# TASK BRIEF
Drop the images; return everything else in the listing below exactly.

# Collected data
◆ ◆ ◆ ◆
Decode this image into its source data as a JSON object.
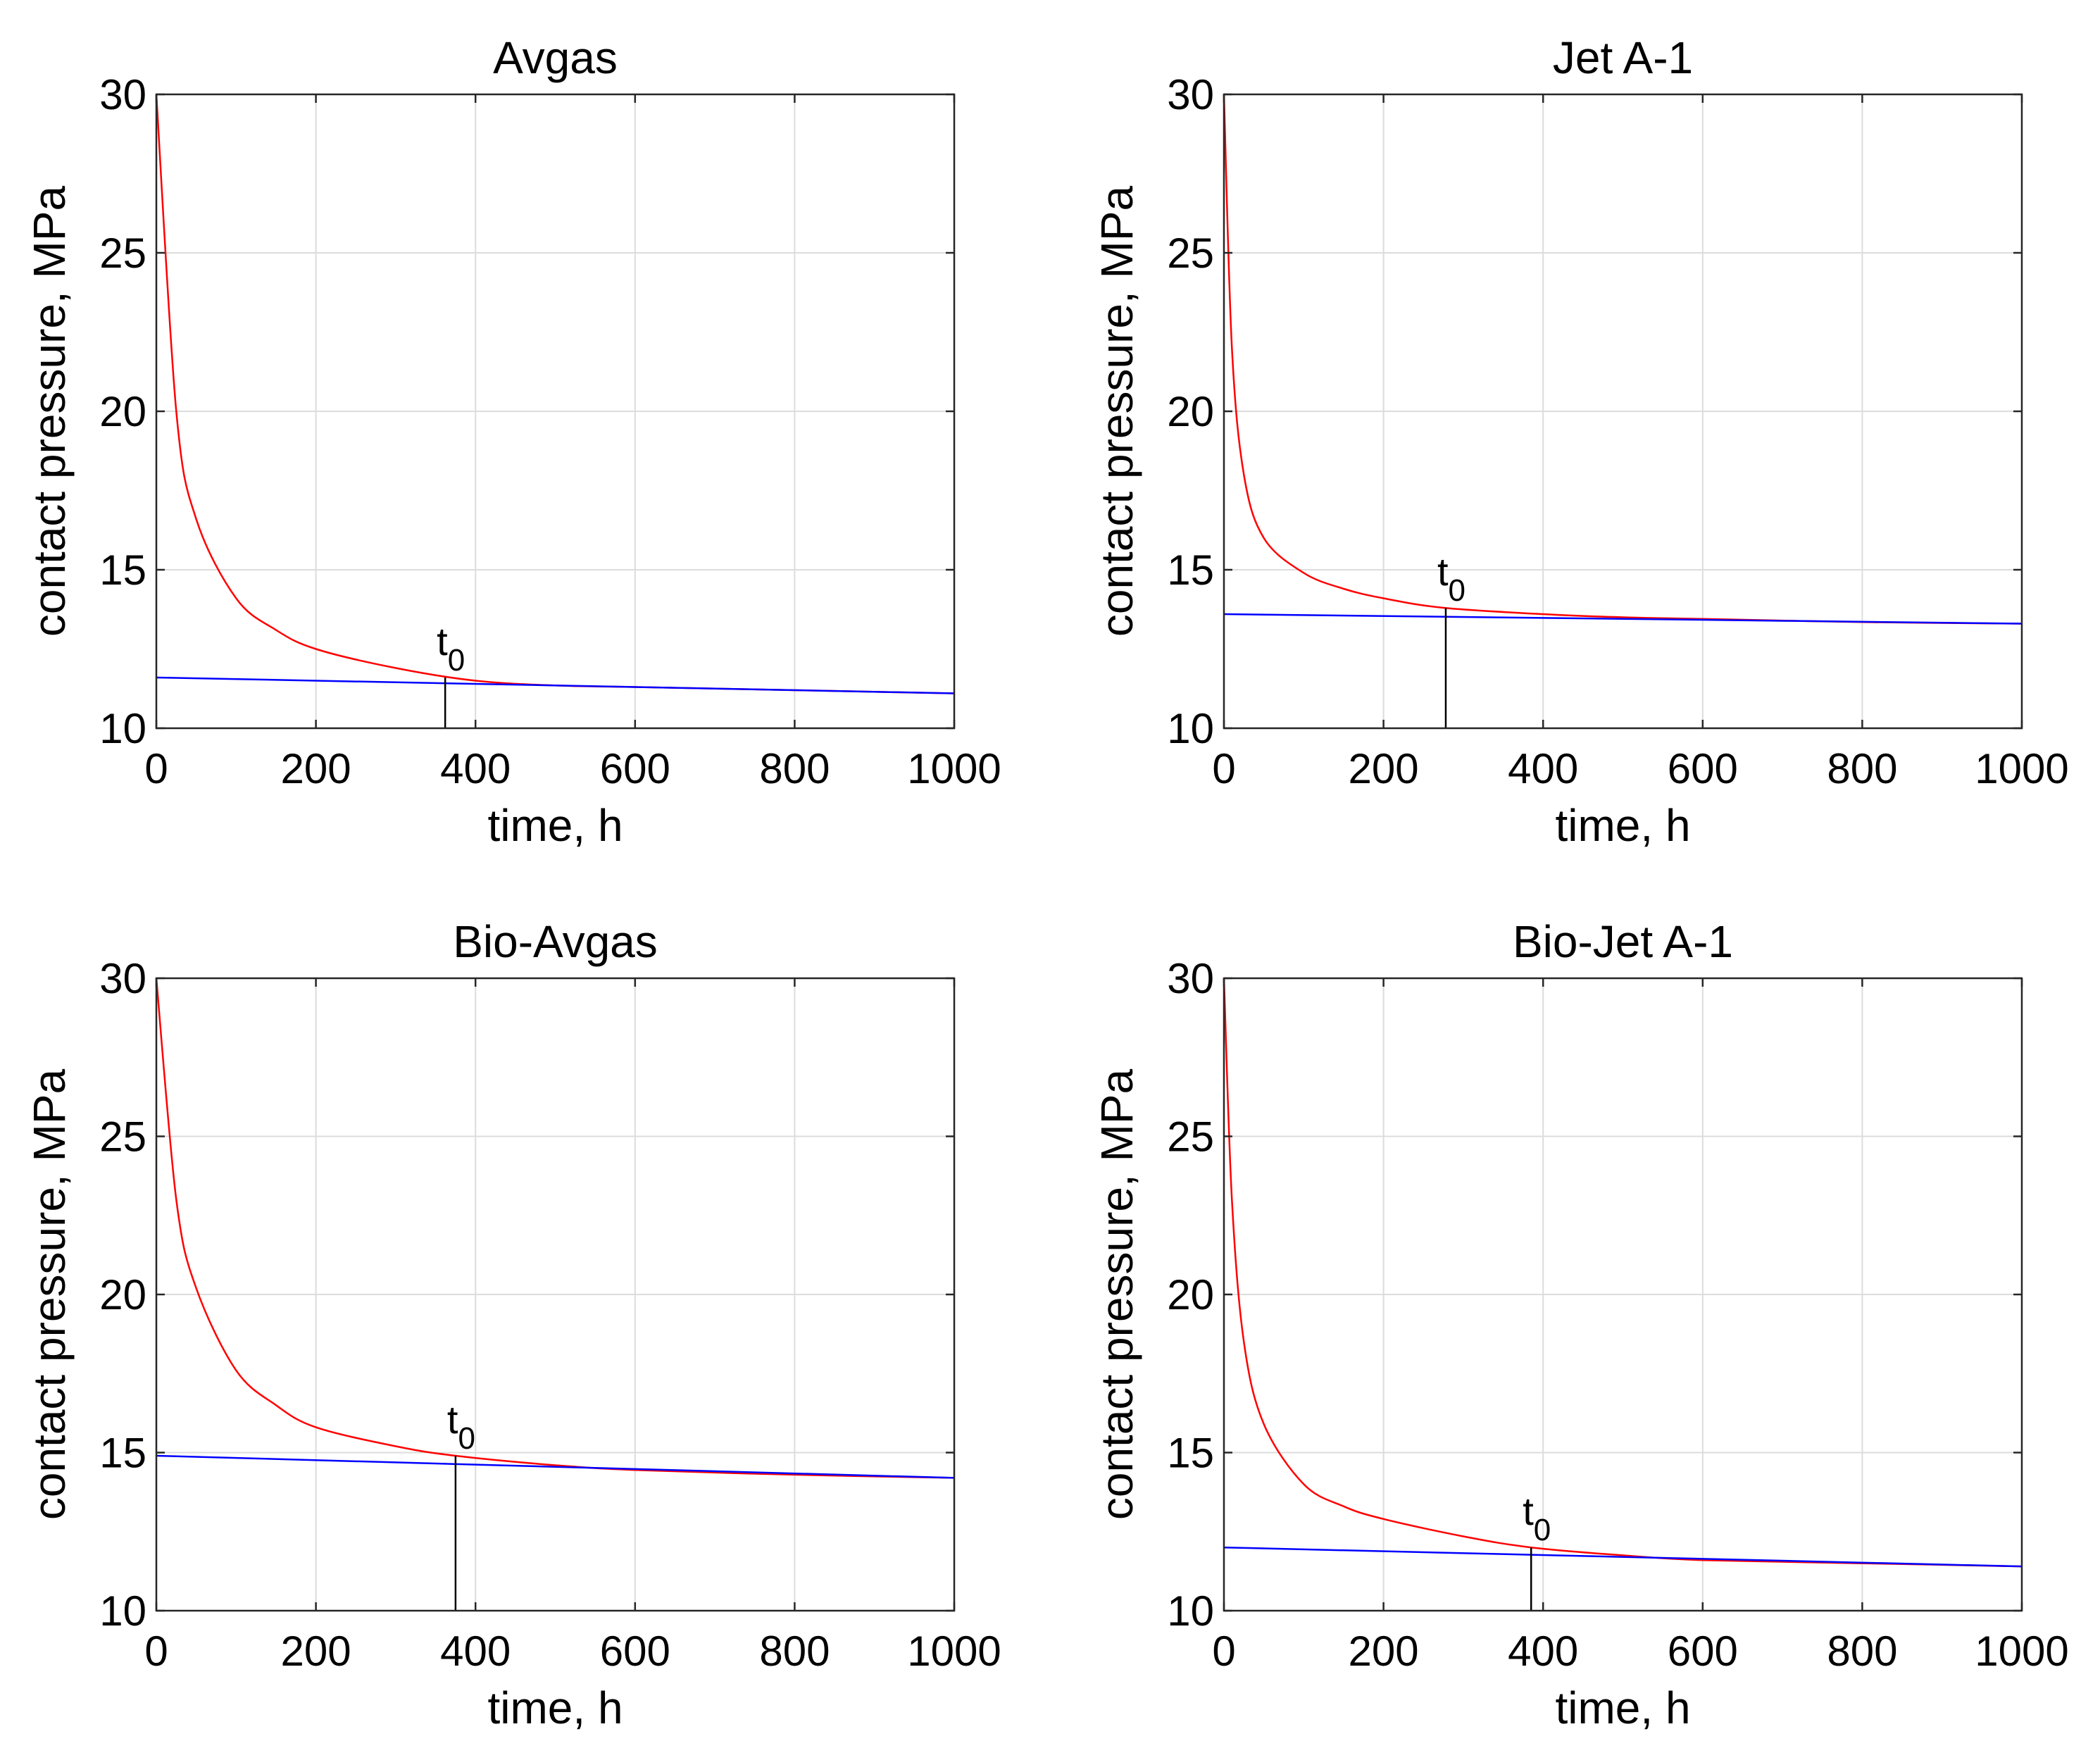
{
  "chart_data": [
    {
      "type": "line",
      "title": "Avgas",
      "xlabel": "time, h",
      "ylabel": "contact pressure, MPa",
      "xlim": [
        0,
        1000
      ],
      "ylim": [
        10,
        30
      ],
      "xticks": [
        "0",
        "200",
        "400",
        "600",
        "800",
        "1000"
      ],
      "yticks": [
        "10",
        "15",
        "20",
        "25",
        "30"
      ],
      "grid": true,
      "series": [
        {
          "color": "#ff0000",
          "x": [
            0,
            25,
            50,
            100,
            150,
            200,
            300,
            400,
            500,
            600,
            800,
            1000
          ],
          "y": [
            30.0,
            20.0,
            16.6,
            14.1,
            13.1,
            12.5,
            11.9,
            11.5,
            11.35,
            11.3,
            11.2,
            11.1
          ]
        },
        {
          "color": "#0000ff",
          "x": [
            0,
            1000
          ],
          "y": [
            11.6,
            11.1
          ]
        }
      ],
      "marker": {
        "label_t": "t",
        "label_sub": "0",
        "x": 362,
        "y": 11.6
      }
    },
    {
      "type": "line",
      "title": "Jet A-1",
      "xlabel": "time, h",
      "ylabel": "contact pressure, MPa",
      "xlim": [
        0,
        1000
      ],
      "ylim": [
        10,
        30
      ],
      "xticks": [
        "0",
        "200",
        "400",
        "600",
        "800",
        "1000"
      ],
      "yticks": [
        "10",
        "15",
        "20",
        "25",
        "30"
      ],
      "grid": true,
      "series": [
        {
          "color": "#ff0000",
          "x": [
            0,
            10,
            25,
            50,
            100,
            150,
            200,
            275,
            400,
            500,
            600,
            800,
            1000
          ],
          "y": [
            30.0,
            22.0,
            18.0,
            16.0,
            14.9,
            14.4,
            14.1,
            13.8,
            13.6,
            13.5,
            13.45,
            13.35,
            13.3
          ]
        },
        {
          "color": "#0000ff",
          "x": [
            0,
            1000
          ],
          "y": [
            13.6,
            13.3
          ]
        }
      ],
      "marker": {
        "label_t": "t",
        "label_sub": "0",
        "x": 278,
        "y": 13.8
      }
    },
    {
      "type": "line",
      "title": "Bio-Avgas",
      "xlabel": "time, h",
      "ylabel": "contact pressure, MPa",
      "xlim": [
        0,
        1000
      ],
      "ylim": [
        10,
        30
      ],
      "xticks": [
        "0",
        "200",
        "400",
        "600",
        "800",
        "1000"
      ],
      "yticks": [
        "10",
        "15",
        "20",
        "25",
        "30"
      ],
      "grid": true,
      "series": [
        {
          "color": "#ff0000",
          "x": [
            0,
            25,
            50,
            100,
            150,
            200,
            300,
            375,
            500,
            600,
            800,
            1000
          ],
          "y": [
            30.0,
            23.0,
            20.2,
            17.6,
            16.5,
            15.8,
            15.2,
            14.9,
            14.6,
            14.45,
            14.3,
            14.2
          ]
        },
        {
          "color": "#0000ff",
          "x": [
            0,
            1000
          ],
          "y": [
            14.9,
            14.2
          ]
        }
      ],
      "marker": {
        "label_t": "t",
        "label_sub": "0",
        "x": 375,
        "y": 14.9
      }
    },
    {
      "type": "line",
      "title": "Bio-Jet A-1",
      "xlabel": "time, h",
      "ylabel": "contact pressure, MPa",
      "xlim": [
        0,
        1000
      ],
      "ylim": [
        10,
        30
      ],
      "xticks": [
        "0",
        "200",
        "400",
        "600",
        "800",
        "1000"
      ],
      "yticks": [
        "10",
        "15",
        "20",
        "25",
        "30"
      ],
      "grid": true,
      "series": [
        {
          "color": "#ff0000",
          "x": [
            0,
            10,
            25,
            50,
            100,
            150,
            200,
            300,
            385,
            500,
            600,
            800,
            1000
          ],
          "y": [
            30.0,
            23.0,
            18.5,
            15.9,
            14.0,
            13.3,
            12.9,
            12.35,
            12.0,
            11.75,
            11.6,
            11.5,
            11.4
          ]
        },
        {
          "color": "#0000ff",
          "x": [
            0,
            1000
          ],
          "y": [
            12.0,
            11.4
          ]
        }
      ],
      "marker": {
        "label_t": "t",
        "label_sub": "0",
        "x": 385,
        "y": 12.0
      }
    }
  ]
}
◆ ◆ ◆ ◆
# FINAL ANSWER
Decode this image into its source data as a JSON object.
{
  "chart_data": [
    {
      "type": "line",
      "title": "Avgas",
      "xlabel": "time, h",
      "ylabel": "contact pressure, MPa",
      "xlim": [
        0,
        1000
      ],
      "ylim": [
        10,
        30
      ],
      "xticks": [
        "0",
        "200",
        "400",
        "600",
        "800",
        "1000"
      ],
      "yticks": [
        "10",
        "15",
        "20",
        "25",
        "30"
      ],
      "grid": true,
      "series": [
        {
          "color": "#ff0000",
          "x": [
            0,
            25,
            50,
            100,
            150,
            200,
            300,
            400,
            500,
            600,
            800,
            1000
          ],
          "y": [
            30.0,
            20.0,
            16.6,
            14.1,
            13.1,
            12.5,
            11.9,
            11.5,
            11.35,
            11.3,
            11.2,
            11.1
          ]
        },
        {
          "color": "#0000ff",
          "x": [
            0,
            1000
          ],
          "y": [
            11.6,
            11.1
          ]
        }
      ],
      "marker": {
        "label_t": "t",
        "label_sub": "0",
        "x": 362,
        "y": 11.6
      }
    },
    {
      "type": "line",
      "title": "Jet A-1",
      "xlabel": "time, h",
      "ylabel": "contact pressure, MPa",
      "xlim": [
        0,
        1000
      ],
      "ylim": [
        10,
        30
      ],
      "xticks": [
        "0",
        "200",
        "400",
        "600",
        "800",
        "1000"
      ],
      "yticks": [
        "10",
        "15",
        "20",
        "25",
        "30"
      ],
      "grid": true,
      "series": [
        {
          "color": "#ff0000",
          "x": [
            0,
            10,
            25,
            50,
            100,
            150,
            200,
            275,
            400,
            500,
            600,
            800,
            1000
          ],
          "y": [
            30.0,
            22.0,
            18.0,
            16.0,
            14.9,
            14.4,
            14.1,
            13.8,
            13.6,
            13.5,
            13.45,
            13.35,
            13.3
          ]
        },
        {
          "color": "#0000ff",
          "x": [
            0,
            1000
          ],
          "y": [
            13.6,
            13.3
          ]
        }
      ],
      "marker": {
        "label_t": "t",
        "label_sub": "0",
        "x": 278,
        "y": 13.8
      }
    },
    {
      "type": "line",
      "title": "Bio-Avgas",
      "xlabel": "time, h",
      "ylabel": "contact pressure, MPa",
      "xlim": [
        0,
        1000
      ],
      "ylim": [
        10,
        30
      ],
      "xticks": [
        "0",
        "200",
        "400",
        "600",
        "800",
        "1000"
      ],
      "yticks": [
        "10",
        "15",
        "20",
        "25",
        "30"
      ],
      "grid": true,
      "series": [
        {
          "color": "#ff0000",
          "x": [
            0,
            25,
            50,
            100,
            150,
            200,
            300,
            375,
            500,
            600,
            800,
            1000
          ],
          "y": [
            30.0,
            23.0,
            20.2,
            17.6,
            16.5,
            15.8,
            15.2,
            14.9,
            14.6,
            14.45,
            14.3,
            14.2
          ]
        },
        {
          "color": "#0000ff",
          "x": [
            0,
            1000
          ],
          "y": [
            14.9,
            14.2
          ]
        }
      ],
      "marker": {
        "label_t": "t",
        "label_sub": "0",
        "x": 375,
        "y": 14.9
      }
    },
    {
      "type": "line",
      "title": "Bio-Jet A-1",
      "xlabel": "time, h",
      "ylabel": "contact pressure, MPa",
      "xlim": [
        0,
        1000
      ],
      "ylim": [
        10,
        30
      ],
      "xticks": [
        "0",
        "200",
        "400",
        "600",
        "800",
        "1000"
      ],
      "yticks": [
        "10",
        "15",
        "20",
        "25",
        "30"
      ],
      "grid": true,
      "series": [
        {
          "color": "#ff0000",
          "x": [
            0,
            10,
            25,
            50,
            100,
            150,
            200,
            300,
            385,
            500,
            600,
            800,
            1000
          ],
          "y": [
            30.0,
            23.0,
            18.5,
            15.9,
            14.0,
            13.3,
            12.9,
            12.35,
            12.0,
            11.75,
            11.6,
            11.5,
            11.4
          ]
        },
        {
          "color": "#0000ff",
          "x": [
            0,
            1000
          ],
          "y": [
            12.0,
            11.4
          ]
        }
      ],
      "marker": {
        "label_t": "t",
        "label_sub": "0",
        "x": 385,
        "y": 12.0
      }
    }
  ]
}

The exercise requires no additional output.